● **Problem statement**: All lines in which the word "JSON" occurs are to be extracted.

Rows from a figure dataset:
----------

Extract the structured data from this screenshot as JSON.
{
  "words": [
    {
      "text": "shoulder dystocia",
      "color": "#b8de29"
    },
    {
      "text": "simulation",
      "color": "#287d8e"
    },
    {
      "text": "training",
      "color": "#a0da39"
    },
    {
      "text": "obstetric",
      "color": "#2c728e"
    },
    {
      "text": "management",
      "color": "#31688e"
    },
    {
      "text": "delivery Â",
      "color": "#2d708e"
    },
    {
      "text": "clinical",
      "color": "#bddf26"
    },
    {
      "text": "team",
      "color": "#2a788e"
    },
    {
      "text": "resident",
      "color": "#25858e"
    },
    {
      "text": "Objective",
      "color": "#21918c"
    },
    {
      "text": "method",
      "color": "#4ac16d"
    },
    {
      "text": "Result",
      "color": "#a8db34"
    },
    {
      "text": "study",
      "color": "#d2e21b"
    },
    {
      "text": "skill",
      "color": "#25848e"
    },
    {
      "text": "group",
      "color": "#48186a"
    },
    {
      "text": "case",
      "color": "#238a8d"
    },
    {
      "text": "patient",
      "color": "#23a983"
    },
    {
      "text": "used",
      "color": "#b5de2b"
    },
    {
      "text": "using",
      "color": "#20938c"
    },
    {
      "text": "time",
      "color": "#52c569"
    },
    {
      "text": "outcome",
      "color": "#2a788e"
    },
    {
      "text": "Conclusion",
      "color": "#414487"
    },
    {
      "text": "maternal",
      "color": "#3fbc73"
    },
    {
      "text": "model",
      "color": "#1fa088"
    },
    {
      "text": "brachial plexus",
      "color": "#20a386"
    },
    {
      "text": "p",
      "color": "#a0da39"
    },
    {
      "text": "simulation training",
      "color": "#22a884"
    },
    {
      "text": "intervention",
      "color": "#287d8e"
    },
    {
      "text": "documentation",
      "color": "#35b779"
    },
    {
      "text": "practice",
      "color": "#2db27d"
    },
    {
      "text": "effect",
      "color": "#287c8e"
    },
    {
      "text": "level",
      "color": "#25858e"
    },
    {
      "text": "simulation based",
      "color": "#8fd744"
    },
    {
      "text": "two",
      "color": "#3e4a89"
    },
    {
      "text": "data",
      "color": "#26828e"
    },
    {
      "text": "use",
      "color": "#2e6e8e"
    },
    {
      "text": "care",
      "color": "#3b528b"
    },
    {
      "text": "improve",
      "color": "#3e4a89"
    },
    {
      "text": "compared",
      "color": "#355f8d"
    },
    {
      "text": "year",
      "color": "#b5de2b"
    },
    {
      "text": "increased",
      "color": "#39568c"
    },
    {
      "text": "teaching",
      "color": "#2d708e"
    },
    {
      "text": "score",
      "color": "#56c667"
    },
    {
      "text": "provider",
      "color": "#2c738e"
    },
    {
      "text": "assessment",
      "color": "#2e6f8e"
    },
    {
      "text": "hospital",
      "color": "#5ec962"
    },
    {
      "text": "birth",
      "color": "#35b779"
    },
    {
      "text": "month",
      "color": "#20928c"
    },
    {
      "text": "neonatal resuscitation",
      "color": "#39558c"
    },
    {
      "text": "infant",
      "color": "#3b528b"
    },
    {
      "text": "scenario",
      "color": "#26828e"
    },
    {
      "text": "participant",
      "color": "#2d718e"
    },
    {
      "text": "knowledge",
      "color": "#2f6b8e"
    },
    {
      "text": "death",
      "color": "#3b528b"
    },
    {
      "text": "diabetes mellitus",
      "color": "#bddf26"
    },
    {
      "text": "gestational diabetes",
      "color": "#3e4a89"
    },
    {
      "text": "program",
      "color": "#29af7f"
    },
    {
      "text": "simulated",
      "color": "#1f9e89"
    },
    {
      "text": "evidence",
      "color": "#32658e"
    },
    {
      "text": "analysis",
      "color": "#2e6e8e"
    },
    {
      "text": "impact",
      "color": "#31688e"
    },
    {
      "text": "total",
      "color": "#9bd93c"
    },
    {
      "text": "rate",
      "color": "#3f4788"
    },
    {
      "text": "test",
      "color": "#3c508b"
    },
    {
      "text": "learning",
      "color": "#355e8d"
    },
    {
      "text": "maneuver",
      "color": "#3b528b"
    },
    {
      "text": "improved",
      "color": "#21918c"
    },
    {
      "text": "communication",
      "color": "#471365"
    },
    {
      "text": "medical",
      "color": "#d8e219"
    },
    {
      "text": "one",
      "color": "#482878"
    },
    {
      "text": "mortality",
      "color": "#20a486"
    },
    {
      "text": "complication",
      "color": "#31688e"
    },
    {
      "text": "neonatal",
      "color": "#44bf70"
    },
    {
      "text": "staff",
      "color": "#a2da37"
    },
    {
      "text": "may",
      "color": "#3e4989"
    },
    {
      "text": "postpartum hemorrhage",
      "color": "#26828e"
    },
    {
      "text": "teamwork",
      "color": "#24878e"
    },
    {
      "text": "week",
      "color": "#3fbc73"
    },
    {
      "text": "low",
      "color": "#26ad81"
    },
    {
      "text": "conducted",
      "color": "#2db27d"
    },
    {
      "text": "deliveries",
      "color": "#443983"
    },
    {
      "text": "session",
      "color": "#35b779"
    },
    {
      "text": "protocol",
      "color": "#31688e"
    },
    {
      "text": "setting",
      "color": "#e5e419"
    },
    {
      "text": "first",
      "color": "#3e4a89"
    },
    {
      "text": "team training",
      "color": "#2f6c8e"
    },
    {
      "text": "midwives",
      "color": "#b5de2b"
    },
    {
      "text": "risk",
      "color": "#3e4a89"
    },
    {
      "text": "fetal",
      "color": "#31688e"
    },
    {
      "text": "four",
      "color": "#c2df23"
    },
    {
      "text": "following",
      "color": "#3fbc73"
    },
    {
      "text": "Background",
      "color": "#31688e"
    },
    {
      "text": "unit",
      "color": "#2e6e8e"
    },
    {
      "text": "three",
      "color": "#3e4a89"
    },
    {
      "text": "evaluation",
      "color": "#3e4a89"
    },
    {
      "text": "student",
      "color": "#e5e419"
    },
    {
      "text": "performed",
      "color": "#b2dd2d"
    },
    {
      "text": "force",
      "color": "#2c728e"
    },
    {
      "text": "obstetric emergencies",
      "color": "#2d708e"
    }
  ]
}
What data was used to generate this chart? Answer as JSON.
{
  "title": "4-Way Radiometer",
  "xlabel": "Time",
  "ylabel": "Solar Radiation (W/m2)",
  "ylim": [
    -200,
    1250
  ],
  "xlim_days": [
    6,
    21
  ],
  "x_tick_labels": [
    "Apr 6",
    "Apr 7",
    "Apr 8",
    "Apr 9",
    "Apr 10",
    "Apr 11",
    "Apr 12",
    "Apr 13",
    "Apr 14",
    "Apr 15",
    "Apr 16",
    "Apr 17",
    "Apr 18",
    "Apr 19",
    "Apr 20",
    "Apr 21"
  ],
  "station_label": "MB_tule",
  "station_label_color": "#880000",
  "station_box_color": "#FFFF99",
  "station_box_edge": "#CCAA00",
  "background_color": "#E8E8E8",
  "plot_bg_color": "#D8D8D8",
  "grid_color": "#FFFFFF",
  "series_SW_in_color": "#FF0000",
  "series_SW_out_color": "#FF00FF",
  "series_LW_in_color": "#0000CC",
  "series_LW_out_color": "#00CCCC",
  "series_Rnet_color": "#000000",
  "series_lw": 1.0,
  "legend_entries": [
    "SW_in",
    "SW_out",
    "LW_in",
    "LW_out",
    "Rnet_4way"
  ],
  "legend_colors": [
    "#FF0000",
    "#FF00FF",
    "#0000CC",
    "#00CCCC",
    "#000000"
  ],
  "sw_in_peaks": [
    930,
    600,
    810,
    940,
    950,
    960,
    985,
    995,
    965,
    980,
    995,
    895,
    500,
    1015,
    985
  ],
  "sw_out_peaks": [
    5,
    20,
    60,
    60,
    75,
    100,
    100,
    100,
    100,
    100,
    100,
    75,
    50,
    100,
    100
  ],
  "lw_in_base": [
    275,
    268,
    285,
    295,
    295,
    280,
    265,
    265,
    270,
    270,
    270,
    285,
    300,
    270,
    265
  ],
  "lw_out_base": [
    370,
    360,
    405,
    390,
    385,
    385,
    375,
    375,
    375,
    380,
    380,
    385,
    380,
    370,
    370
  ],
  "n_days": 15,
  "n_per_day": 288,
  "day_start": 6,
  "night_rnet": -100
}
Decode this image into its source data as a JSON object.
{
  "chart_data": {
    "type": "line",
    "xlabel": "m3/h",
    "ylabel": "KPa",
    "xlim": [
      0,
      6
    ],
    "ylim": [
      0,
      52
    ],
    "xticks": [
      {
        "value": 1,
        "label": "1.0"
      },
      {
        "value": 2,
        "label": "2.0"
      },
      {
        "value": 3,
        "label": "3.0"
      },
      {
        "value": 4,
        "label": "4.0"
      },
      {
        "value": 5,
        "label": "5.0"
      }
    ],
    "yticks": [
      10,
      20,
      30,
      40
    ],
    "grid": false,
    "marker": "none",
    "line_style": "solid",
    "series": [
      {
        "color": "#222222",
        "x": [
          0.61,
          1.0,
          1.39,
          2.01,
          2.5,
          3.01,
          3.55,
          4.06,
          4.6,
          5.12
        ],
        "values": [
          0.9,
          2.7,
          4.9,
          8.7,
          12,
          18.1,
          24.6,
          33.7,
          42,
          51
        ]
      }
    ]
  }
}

----------

● **Answer to this problem**:
Extract the structured data from this screenshot as JSON.
What data was used to generate this chart? Answer as JSON.
Decode this image into its source data as a JSON object.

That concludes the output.